Task —
Select from the records below every line that has the word "value" in it.

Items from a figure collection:
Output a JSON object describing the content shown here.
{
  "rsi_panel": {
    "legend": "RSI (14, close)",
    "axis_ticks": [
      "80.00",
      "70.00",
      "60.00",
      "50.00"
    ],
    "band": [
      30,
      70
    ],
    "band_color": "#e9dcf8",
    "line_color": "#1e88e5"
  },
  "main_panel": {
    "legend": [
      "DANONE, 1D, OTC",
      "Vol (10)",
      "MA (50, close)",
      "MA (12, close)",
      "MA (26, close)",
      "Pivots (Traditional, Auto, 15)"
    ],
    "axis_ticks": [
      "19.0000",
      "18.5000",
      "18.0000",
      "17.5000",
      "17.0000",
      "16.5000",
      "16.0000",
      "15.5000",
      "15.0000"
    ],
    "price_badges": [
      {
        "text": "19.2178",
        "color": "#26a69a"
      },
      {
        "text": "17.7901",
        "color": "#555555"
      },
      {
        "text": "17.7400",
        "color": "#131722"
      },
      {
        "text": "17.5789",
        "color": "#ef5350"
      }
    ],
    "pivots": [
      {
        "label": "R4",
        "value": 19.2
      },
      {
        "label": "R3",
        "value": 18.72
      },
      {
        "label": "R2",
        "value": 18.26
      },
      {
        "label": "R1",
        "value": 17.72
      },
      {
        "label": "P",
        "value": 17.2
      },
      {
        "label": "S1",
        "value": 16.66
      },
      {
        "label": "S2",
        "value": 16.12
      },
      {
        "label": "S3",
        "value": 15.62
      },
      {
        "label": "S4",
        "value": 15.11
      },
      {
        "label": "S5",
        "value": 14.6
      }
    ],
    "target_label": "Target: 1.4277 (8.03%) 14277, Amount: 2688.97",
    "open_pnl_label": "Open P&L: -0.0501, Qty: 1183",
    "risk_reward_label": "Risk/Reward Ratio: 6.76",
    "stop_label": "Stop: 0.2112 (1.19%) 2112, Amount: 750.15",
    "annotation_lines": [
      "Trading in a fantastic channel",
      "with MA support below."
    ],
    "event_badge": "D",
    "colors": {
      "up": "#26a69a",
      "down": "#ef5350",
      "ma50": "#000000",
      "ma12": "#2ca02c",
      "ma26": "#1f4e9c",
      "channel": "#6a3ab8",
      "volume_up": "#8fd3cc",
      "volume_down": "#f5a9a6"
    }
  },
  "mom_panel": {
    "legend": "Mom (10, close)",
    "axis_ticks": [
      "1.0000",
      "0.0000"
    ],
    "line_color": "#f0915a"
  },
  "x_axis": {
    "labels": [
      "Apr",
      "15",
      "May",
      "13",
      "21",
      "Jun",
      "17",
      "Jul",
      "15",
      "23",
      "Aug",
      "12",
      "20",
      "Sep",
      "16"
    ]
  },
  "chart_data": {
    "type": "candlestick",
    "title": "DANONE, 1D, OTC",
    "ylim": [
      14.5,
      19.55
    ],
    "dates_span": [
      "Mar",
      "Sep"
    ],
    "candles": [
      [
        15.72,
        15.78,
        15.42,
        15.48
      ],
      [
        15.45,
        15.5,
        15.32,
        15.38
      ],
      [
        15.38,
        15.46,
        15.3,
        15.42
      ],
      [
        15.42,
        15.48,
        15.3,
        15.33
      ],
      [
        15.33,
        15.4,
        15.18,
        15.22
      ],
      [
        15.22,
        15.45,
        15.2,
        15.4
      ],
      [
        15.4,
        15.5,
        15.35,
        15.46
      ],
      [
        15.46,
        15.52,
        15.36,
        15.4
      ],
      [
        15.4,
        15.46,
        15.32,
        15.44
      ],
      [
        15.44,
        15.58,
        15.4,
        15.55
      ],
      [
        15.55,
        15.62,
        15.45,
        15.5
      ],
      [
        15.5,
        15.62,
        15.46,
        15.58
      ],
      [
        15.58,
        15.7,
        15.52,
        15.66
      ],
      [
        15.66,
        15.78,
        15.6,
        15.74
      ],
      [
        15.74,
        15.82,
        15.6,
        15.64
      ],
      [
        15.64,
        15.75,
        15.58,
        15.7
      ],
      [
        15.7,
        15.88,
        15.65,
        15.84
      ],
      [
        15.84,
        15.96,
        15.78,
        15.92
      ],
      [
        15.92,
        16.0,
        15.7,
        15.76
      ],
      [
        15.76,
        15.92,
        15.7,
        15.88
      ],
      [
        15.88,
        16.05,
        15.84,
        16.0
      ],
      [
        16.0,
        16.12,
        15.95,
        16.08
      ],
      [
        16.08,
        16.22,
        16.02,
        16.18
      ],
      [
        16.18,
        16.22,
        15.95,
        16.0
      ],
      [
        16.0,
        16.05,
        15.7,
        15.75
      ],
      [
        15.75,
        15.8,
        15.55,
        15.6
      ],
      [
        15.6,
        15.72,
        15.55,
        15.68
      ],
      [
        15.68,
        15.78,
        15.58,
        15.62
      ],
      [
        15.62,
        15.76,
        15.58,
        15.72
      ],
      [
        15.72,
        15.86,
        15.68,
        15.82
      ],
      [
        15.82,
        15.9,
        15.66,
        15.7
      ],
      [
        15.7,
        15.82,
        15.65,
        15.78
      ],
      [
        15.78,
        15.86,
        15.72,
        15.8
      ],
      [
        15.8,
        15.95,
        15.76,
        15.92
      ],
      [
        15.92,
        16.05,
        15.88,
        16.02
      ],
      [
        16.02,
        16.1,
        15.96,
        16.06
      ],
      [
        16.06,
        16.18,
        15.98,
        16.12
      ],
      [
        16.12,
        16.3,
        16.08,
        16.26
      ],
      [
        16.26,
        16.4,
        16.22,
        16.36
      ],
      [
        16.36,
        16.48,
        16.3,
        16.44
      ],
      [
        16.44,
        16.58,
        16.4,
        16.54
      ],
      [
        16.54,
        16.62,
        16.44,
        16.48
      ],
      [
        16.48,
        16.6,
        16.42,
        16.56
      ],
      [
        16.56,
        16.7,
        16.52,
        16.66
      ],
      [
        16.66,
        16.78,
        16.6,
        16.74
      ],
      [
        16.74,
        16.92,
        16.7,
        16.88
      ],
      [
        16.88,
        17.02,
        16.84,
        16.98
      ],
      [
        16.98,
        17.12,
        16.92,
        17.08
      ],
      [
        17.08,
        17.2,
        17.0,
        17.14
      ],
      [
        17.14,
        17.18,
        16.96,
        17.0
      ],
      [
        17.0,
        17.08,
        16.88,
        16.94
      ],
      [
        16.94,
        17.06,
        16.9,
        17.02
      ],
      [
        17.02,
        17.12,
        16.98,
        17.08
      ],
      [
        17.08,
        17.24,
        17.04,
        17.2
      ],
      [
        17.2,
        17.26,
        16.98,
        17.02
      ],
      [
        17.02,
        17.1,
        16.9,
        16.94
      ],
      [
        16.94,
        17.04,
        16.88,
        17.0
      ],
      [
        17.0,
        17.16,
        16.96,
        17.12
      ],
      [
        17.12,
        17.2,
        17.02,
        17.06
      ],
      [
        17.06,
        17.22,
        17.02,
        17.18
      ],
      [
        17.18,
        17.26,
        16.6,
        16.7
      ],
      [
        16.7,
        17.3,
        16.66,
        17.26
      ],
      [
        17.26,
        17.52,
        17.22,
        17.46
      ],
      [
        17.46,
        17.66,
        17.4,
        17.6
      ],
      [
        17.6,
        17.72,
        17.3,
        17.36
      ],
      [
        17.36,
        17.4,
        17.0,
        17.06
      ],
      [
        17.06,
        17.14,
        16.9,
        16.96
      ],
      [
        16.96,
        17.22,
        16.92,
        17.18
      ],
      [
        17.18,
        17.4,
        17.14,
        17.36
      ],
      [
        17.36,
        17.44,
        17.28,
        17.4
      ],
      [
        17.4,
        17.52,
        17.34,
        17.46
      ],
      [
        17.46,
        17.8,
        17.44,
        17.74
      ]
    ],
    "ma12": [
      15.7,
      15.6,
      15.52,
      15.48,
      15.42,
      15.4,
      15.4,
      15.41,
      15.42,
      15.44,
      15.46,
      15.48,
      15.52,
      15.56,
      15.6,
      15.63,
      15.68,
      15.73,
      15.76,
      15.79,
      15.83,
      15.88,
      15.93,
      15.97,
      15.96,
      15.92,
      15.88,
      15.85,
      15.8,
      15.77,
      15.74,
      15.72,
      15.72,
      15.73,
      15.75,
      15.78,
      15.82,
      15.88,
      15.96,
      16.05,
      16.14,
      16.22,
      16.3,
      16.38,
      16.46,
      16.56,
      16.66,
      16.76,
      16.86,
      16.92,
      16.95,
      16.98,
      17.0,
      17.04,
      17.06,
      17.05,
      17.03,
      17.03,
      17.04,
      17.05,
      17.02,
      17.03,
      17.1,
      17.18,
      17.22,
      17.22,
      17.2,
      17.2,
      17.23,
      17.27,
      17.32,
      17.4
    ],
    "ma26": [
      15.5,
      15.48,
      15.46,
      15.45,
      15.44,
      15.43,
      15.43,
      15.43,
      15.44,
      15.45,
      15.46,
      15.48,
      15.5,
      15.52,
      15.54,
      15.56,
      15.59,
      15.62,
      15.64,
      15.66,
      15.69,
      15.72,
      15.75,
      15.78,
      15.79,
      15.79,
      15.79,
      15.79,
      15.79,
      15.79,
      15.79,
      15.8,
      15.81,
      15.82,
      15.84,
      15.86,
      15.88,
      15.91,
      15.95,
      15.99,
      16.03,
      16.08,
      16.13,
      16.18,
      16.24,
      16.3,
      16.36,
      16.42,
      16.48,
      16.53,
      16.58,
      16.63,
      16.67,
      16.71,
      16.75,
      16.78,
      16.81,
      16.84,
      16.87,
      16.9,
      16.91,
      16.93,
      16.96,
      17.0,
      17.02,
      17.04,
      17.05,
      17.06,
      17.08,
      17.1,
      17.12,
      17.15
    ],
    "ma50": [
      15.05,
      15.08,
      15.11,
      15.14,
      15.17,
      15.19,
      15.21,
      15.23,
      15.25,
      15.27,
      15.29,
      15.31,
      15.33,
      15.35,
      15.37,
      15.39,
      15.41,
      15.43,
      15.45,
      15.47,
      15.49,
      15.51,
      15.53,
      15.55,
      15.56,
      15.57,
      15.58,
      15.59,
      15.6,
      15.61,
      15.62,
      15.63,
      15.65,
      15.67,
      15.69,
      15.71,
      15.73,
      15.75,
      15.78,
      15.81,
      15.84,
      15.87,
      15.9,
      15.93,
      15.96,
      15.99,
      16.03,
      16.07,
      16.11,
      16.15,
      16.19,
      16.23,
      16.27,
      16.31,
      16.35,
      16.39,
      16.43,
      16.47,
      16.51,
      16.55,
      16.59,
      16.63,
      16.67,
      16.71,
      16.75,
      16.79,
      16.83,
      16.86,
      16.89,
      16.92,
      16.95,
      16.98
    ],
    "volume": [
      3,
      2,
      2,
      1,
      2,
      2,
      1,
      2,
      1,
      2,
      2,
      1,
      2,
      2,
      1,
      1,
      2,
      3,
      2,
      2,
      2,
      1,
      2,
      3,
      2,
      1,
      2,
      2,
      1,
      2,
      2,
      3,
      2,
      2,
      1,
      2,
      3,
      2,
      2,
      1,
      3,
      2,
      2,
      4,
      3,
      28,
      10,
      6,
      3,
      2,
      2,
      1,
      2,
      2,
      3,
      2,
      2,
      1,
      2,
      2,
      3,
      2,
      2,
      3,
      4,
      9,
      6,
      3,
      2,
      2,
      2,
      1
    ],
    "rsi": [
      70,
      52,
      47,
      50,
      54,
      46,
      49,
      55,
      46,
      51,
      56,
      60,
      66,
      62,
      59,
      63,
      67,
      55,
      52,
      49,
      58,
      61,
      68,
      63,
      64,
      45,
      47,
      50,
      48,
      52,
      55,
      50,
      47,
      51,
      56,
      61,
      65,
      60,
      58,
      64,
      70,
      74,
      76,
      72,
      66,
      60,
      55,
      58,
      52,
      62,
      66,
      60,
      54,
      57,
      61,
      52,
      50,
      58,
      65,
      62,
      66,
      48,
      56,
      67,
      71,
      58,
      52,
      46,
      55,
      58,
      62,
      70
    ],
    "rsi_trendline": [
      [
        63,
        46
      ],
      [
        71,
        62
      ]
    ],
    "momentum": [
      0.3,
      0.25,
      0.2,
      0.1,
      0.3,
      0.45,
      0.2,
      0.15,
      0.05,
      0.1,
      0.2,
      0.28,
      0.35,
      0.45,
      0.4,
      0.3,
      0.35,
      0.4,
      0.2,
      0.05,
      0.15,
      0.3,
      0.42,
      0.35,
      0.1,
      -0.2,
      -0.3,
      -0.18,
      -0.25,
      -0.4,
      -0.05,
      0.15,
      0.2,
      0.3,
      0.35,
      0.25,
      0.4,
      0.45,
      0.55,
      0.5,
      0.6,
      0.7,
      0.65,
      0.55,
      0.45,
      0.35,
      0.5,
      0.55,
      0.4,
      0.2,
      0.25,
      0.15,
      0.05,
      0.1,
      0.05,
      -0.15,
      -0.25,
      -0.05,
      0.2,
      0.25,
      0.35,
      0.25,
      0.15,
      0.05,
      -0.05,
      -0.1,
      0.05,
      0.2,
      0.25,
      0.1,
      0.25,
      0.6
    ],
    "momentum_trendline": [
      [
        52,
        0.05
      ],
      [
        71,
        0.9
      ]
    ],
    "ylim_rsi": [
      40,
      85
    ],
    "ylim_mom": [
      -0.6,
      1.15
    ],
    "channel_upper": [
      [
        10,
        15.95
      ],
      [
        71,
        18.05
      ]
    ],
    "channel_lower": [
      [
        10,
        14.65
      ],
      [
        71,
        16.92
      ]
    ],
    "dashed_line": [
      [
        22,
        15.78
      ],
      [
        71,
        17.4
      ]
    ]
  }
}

Expected answer —
        "value": 19.2
        "value": 18.72
        "value": 18.26
        "value": 17.72
        "value": 17.2
        "value": 16.66
        "value": 16.12
        "value": 15.62
        "value": 15.11
        "value": 14.6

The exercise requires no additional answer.